⟨

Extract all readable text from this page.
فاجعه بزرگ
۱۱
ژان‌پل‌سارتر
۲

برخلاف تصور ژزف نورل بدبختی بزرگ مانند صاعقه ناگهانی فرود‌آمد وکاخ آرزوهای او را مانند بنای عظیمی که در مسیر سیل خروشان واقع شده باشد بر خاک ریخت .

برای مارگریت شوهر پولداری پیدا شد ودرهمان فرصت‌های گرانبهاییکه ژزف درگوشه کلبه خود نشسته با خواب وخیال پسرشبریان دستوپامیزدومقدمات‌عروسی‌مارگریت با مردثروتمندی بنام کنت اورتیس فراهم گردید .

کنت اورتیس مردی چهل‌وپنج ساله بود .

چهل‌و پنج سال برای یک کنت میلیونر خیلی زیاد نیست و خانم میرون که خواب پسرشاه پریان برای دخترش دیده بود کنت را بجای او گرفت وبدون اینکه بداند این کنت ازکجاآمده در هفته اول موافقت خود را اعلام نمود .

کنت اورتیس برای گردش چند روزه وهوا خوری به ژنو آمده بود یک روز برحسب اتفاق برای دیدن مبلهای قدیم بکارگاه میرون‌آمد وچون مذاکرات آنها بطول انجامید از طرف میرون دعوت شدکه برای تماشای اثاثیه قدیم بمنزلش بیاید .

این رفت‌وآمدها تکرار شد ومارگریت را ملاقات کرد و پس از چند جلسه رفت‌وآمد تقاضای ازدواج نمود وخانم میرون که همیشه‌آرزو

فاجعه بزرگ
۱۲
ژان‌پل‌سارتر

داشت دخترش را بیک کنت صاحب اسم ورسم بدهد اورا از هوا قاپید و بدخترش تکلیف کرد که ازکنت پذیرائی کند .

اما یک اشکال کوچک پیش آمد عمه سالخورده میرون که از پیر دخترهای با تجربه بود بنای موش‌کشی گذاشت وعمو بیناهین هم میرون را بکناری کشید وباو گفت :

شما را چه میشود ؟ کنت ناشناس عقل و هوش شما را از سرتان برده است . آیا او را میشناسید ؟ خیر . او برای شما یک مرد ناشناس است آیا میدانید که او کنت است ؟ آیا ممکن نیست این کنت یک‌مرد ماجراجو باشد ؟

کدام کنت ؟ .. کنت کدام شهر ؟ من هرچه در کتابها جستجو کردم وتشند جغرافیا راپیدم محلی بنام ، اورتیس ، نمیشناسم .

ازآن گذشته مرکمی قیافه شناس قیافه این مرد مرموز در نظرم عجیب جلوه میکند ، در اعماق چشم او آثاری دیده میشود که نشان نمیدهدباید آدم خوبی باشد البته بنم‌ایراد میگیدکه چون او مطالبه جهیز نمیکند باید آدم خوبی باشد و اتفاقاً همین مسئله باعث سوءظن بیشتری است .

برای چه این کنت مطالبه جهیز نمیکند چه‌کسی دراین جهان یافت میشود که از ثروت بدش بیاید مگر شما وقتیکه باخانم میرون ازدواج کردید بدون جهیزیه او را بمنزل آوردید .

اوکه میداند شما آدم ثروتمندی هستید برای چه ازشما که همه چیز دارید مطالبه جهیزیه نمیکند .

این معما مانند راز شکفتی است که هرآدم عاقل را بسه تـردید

⟩

* [Short exercise]: Quote the material exactly, leaving nothing out.

* [Finished task]:
Extract all readable text from this page.
فاجعه بزرگ
۱۱
ژان‌پل‌سارتر
۲

برخلاف تصور ژزف نورل بدبختی بزرگ مانند صاعقه ناگهانی فرود‌آمد وکاخ آرزوهای او را مانند بنای عظیمی که در مسیر سیل خروشان واقع شده باشد بر خاک ریخت .

برای مارگریت شوهر پولداری پیدا شد ودرهمان فرصت‌های گرانبهاییکه ژزف درگوشه کلبه خود نشسته با خواب وخیال پسرشبریان دستوپامیزدومقدمات‌عروسی‌مارگریت با مردثروتمندی بنام کنت اورتیس فراهم گردید .

کنت اورتیس مردی چهل‌وپنج ساله بود .

چهل‌و پنج سال برای یک کنت میلیونر خیلی زیاد نیست و خانم میرون که خواب پسرشاه پریان برای دخترش دیده بود کنت را بجای او گرفت وبدون اینکه بداند این کنت ازکجاآمده در هفته اول موافقت خود را اعلام نمود .

کنت اورتیس برای گردش چند روزه وهوا خوری به ژنو آمده بود یک روز برحسب اتفاق برای دیدن مبلهای قدیم بکارگاه میرون‌آمد وچون مذاکرات آنها بطول انجامید از طرف میرون دعوت شدکه برای تماشای اثاثیه قدیم بمنزلش بیاید .

این رفت‌وآمدها تکرار شد ومارگریت را ملاقات کرد و پس از چند جلسه رفت‌وآمد تقاضای ازدواج نمود وخانم میرون که همیشه‌آرزو

فاجعه بزرگ
۱۲
ژان‌پل‌سارتر

داشت دخترش را بیک کنت صاحب اسم ورسم بدهد اورا از هوا قاپید و بدخترش تکلیف کرد که ازکنت پذیرائی کند .

اما یک اشکال کوچک پیش آمد عمه سالخورده میرون که از پیر دخترهای با تجربه بود بنای موش‌کشی گذاشت وعمو بیناهین هم میرون را بکناری کشید وباو گفت :

شما را چه میشود ؟ کنت ناشناس عقل و هوش شما را از سرتان برده است . آیا او را میشناسید ؟ خیر . او برای شما یک مرد ناشناس است آیا میدانید که او کنت است ؟ آیا ممکن نیست این کنت یک‌مرد ماجراجو باشد ؟

کدام کنت ؟ .. کنت کدام شهر ؟ من هرچه در کتابها جستجو کردم وتشند جغرافیا راپیدم محلی بنام ، اورتیس ، نمیشناسم .

ازآن گذشته مرکمی قیافه شناس قیافه این مرد مرموز در نظرم عجیب جلوه میکند ، در اعماق چشم او آثاری دیده میشود که نشان نمیدهدباید آدم خوبی باشد البته بنم‌ایراد میگیدکه چون او مطالبه جهیز نمیکند باید آدم خوبی باشد و اتفاقاً همین مسئله باعث سوءظن بیشتری است .

برای چه این کنت مطالبه جهیز نمیکند چه‌کسی دراین جهان یافت میشود که از ثروت بدش بیاید مگر شما وقتیکه باخانم میرون ازدواج کردید بدون جهیزیه او را بمنزل آوردید .

اوکه میداند شما آدم ثروتمندی هستید برای چه ازشما که همه چیز دارید مطالبه جهیزیه نمیکند .

این معما مانند راز شکفتی است که هرآدم عاقل را بسه تـردید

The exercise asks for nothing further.